__ENTRIES PROVIDED__
#####

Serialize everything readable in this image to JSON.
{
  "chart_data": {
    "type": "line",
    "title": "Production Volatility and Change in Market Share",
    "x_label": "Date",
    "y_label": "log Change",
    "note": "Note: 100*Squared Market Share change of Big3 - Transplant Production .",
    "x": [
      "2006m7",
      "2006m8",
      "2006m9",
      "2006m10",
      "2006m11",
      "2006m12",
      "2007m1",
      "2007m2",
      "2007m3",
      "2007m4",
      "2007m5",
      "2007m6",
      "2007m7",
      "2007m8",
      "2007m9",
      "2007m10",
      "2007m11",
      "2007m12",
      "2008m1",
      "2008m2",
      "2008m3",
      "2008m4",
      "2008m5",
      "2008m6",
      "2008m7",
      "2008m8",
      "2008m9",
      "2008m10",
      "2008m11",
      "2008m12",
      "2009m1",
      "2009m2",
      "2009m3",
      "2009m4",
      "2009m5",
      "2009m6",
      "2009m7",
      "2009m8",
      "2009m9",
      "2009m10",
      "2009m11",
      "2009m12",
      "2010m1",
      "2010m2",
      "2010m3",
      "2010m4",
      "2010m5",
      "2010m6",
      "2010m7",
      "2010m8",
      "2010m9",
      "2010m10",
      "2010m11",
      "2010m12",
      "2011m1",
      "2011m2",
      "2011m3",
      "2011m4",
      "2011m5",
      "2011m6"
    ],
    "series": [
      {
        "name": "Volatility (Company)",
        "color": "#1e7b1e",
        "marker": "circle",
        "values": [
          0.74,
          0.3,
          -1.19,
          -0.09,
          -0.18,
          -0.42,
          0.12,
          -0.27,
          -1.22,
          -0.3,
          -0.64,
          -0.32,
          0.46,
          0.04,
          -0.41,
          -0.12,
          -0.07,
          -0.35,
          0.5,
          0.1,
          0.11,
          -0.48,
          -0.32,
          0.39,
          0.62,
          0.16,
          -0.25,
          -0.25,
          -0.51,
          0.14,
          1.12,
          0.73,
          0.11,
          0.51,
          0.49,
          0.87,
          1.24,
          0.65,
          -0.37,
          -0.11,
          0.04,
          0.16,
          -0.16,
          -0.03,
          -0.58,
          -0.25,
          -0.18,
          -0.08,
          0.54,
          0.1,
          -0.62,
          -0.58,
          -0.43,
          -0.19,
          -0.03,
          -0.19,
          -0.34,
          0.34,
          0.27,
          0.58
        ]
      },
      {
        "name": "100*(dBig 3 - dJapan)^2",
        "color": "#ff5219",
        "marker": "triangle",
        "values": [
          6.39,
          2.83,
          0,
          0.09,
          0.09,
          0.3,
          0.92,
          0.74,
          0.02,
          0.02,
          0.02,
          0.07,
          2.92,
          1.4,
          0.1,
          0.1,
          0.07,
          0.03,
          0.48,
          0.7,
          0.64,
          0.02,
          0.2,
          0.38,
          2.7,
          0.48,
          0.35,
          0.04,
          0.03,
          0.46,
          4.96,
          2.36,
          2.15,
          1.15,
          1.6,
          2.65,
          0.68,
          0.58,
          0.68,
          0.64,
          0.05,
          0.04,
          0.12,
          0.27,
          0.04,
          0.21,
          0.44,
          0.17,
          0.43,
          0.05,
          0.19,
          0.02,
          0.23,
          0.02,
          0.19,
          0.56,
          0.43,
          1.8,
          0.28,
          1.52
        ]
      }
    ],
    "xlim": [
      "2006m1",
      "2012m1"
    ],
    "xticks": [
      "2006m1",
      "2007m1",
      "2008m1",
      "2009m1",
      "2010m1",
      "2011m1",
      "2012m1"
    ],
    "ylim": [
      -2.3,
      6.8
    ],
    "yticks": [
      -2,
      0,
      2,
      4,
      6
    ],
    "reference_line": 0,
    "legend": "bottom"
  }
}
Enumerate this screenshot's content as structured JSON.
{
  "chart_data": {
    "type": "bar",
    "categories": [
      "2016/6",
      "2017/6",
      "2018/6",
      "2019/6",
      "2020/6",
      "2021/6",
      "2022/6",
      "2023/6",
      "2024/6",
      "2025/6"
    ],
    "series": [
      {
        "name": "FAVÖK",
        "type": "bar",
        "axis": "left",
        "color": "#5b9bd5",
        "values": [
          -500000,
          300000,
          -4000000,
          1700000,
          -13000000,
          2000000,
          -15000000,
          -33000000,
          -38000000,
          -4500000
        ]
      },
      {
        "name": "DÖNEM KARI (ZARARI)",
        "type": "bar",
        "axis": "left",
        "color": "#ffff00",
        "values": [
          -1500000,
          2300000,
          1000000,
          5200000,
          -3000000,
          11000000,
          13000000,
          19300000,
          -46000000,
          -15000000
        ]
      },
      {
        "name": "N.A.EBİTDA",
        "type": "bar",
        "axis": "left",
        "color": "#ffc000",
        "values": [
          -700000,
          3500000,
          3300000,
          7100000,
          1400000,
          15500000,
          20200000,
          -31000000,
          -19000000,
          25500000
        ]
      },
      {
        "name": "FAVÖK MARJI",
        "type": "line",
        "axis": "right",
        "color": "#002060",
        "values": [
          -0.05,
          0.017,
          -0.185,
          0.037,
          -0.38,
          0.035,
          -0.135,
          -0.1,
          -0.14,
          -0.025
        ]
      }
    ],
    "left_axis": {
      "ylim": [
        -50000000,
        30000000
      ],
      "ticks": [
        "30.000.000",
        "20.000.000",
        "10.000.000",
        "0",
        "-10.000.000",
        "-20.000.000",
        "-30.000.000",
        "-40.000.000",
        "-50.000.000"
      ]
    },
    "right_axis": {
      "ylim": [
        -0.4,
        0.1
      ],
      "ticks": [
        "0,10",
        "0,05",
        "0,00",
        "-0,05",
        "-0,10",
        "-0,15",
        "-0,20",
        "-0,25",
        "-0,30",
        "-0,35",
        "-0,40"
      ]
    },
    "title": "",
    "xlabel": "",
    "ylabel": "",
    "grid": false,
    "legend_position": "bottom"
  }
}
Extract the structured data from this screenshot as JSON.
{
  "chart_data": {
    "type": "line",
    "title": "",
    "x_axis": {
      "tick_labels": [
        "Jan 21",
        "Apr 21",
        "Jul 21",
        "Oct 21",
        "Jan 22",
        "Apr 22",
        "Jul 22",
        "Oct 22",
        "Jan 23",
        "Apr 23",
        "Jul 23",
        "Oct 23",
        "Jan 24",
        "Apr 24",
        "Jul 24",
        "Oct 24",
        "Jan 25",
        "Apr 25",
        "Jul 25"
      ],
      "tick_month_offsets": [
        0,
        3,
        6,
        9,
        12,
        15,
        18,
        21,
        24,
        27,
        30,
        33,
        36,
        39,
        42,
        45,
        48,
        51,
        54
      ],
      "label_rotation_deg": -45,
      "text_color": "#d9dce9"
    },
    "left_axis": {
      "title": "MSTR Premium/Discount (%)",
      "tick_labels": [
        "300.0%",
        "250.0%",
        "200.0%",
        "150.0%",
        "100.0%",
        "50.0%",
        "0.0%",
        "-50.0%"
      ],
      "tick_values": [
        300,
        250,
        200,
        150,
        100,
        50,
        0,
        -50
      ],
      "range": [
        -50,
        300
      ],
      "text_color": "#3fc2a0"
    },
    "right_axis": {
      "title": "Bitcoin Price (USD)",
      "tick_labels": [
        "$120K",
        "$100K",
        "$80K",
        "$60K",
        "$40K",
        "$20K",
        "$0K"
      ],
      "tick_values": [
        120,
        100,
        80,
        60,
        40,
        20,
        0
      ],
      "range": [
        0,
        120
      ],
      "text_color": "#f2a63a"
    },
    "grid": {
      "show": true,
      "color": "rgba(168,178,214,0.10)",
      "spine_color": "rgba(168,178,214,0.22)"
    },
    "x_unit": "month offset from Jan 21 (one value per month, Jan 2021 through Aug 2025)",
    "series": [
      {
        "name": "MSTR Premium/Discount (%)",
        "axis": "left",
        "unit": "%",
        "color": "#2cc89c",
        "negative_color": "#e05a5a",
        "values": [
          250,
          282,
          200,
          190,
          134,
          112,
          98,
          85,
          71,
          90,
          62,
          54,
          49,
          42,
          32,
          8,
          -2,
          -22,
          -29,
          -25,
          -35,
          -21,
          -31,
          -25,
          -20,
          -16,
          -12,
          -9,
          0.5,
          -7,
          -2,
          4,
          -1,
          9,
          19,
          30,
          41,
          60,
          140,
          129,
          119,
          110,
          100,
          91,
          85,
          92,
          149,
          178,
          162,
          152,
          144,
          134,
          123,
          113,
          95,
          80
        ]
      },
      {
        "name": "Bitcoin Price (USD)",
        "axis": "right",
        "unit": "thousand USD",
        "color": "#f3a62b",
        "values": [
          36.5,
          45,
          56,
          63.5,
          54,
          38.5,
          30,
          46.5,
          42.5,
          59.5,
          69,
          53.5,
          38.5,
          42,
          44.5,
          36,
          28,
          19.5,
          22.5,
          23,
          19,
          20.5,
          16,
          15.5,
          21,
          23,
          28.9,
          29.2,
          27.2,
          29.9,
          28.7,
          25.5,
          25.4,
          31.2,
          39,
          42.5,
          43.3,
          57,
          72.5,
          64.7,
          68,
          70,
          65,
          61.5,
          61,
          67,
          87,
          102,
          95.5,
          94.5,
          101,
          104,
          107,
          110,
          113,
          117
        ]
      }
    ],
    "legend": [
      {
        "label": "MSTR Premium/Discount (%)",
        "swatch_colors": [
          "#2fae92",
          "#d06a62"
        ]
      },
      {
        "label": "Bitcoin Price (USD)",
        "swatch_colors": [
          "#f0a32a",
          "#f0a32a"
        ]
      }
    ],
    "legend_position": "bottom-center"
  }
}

#####

__OBJECTIVE__
Find every line holding the word "JSON"; give their count and nothing else.

__EXERCISE OUTPUT__
3